## Start Data records

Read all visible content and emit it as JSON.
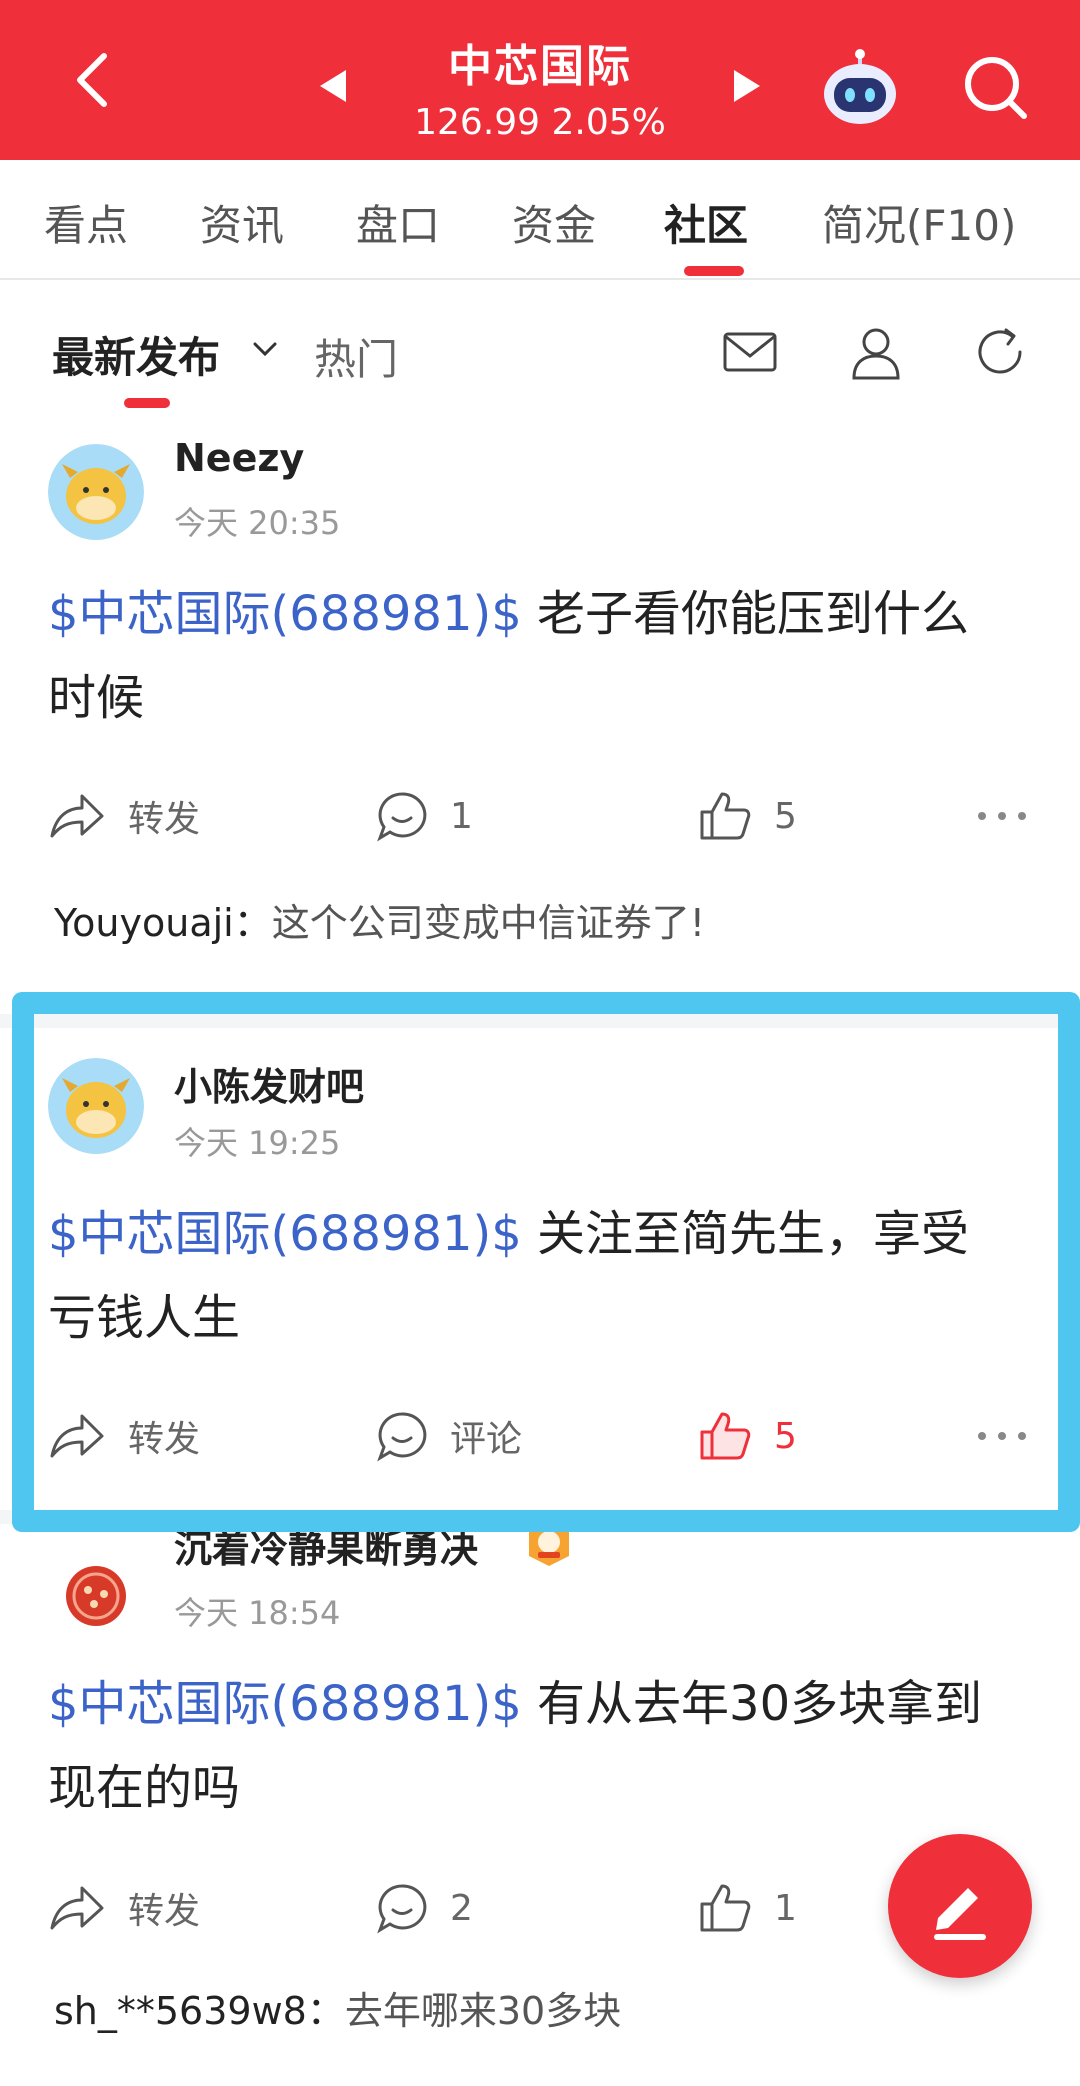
{
  "header": {
    "stock_name": "中芯国际",
    "quote": "126.99 2.05%",
    "accent": "#ef2f3a"
  },
  "tabs": [
    {
      "label": "看点"
    },
    {
      "label": "资讯"
    },
    {
      "label": "盘口"
    },
    {
      "label": "资金"
    },
    {
      "label": "社区",
      "active": true
    },
    {
      "label": "简况(F10)"
    }
  ],
  "subbar": {
    "latest": "最新发布",
    "hot": "热门"
  },
  "posts": [
    {
      "user": "Neezy",
      "time": "今天 20:35",
      "stock_tag": "$中芯国际(688981)$",
      "text": " 老子看你能压到什么时候",
      "forward": "转发",
      "comments": "1",
      "likes": "5",
      "comment_preview": {
        "user": "Youyouaji：",
        "text": "这个公司变成中信证券了!"
      }
    },
    {
      "user": "小陈发财吧",
      "time": "今天 19:25",
      "stock_tag": "$中芯国际(688981)$",
      "text": " 关注至简先生，享受亏钱人生",
      "forward": "转发",
      "comments": "评论",
      "likes": "5",
      "liked": true
    },
    {
      "user": "沉着冷静果断勇决",
      "time": "今天 18:54",
      "stock_tag": "$中芯国际(688981)$",
      "text": " 有从去年30多块拿到现在的吗",
      "forward": "转发",
      "comments": "2",
      "likes": "1",
      "comment_preview": {
        "user": "sh_**5639w8：",
        "text": "去年哪来30多块"
      }
    }
  ],
  "icons": {
    "back": "chevron-left-icon",
    "prev": "triangle-left-icon",
    "next": "triangle-right-icon",
    "robot": "robot-assistant-icon",
    "search": "search-icon",
    "mail": "mail-icon",
    "user": "user-icon",
    "refresh": "refresh-icon",
    "compose": "edit-icon"
  },
  "highlight_color": "#4ec6ef"
}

## End Data records

Task requirements: All records should be output exactly, with the pictures left out.

Answer to this problem:
Read all visible content and emit it as JSON.
{
  "header": {
    "stock_name": "中芯国际",
    "quote": "126.99 2.05%",
    "accent": "#ef2f3a"
  },
  "tabs": [
    {
      "label": "看点"
    },
    {
      "label": "资讯"
    },
    {
      "label": "盘口"
    },
    {
      "label": "资金"
    },
    {
      "label": "社区",
      "active": true
    },
    {
      "label": "简况(F10)"
    }
  ],
  "subbar": {
    "latest": "最新发布",
    "hot": "热门"
  },
  "posts": [
    {
      "user": "Neezy",
      "time": "今天 20:35",
      "stock_tag": "$中芯国际(688981)$",
      "text": " 老子看你能压到什么时候",
      "forward": "转发",
      "comments": "1",
      "likes": "5",
      "comment_preview": {
        "user": "Youyouaji：",
        "text": "这个公司变成中信证券了!"
      }
    },
    {
      "user": "小陈发财吧",
      "time": "今天 19:25",
      "stock_tag": "$中芯国际(688981)$",
      "text": " 关注至简先生，享受亏钱人生",
      "forward": "转发",
      "comments": "评论",
      "likes": "5",
      "liked": true
    },
    {
      "user": "沉着冷静果断勇决",
      "time": "今天 18:54",
      "stock_tag": "$中芯国际(688981)$",
      "text": " 有从去年30多块拿到现在的吗",
      "forward": "转发",
      "comments": "2",
      "likes": "1",
      "comment_preview": {
        "user": "sh_**5639w8：",
        "text": "去年哪来30多块"
      }
    }
  ],
  "icons": {
    "back": "chevron-left-icon",
    "prev": "triangle-left-icon",
    "next": "triangle-right-icon",
    "robot": "robot-assistant-icon",
    "search": "search-icon",
    "mail": "mail-icon",
    "user": "user-icon",
    "refresh": "refresh-icon",
    "compose": "edit-icon"
  },
  "highlight_color": "#4ec6ef"
}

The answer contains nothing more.